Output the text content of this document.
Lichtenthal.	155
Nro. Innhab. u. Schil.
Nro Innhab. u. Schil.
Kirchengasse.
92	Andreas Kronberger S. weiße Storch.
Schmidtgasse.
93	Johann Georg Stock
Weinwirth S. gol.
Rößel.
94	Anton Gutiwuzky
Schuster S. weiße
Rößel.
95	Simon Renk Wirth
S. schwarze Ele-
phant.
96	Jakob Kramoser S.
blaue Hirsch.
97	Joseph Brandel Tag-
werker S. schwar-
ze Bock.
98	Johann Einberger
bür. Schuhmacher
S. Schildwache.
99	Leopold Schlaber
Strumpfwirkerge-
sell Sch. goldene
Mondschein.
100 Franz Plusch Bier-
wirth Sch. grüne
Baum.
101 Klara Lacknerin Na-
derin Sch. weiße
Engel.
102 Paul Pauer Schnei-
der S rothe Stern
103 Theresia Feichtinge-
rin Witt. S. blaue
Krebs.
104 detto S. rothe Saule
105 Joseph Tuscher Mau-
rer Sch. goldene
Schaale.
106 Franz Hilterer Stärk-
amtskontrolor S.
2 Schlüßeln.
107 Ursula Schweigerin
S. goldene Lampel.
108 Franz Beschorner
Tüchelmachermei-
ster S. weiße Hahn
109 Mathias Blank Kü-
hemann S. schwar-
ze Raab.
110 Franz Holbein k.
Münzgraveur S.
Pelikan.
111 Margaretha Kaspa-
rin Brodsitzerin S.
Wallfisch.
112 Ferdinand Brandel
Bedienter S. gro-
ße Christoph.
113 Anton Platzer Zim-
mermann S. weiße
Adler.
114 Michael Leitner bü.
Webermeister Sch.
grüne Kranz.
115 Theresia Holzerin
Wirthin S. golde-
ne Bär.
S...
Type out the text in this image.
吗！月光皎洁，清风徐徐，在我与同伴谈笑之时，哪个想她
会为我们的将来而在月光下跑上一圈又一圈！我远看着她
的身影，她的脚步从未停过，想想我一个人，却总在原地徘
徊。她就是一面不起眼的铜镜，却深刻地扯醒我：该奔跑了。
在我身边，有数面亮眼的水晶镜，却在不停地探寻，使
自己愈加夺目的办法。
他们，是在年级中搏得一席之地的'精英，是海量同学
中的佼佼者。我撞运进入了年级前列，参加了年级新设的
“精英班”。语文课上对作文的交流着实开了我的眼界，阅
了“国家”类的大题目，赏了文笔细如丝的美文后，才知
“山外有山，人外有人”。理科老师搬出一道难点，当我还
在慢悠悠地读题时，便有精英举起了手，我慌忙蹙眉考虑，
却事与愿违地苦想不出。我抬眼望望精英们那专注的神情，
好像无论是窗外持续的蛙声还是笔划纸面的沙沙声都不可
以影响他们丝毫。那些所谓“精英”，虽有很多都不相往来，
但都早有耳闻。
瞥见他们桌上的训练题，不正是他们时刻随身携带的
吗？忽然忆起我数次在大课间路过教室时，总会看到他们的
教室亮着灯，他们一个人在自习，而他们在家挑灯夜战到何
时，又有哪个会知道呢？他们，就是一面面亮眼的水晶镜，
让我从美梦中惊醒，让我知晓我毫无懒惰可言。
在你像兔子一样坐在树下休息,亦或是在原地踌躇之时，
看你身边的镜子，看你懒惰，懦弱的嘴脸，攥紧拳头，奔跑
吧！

What is being asked: Copy out the lines that hold "Anton".

Worked answer:
94	Anton Gutiwuzky
113 Anton Platzer Zim-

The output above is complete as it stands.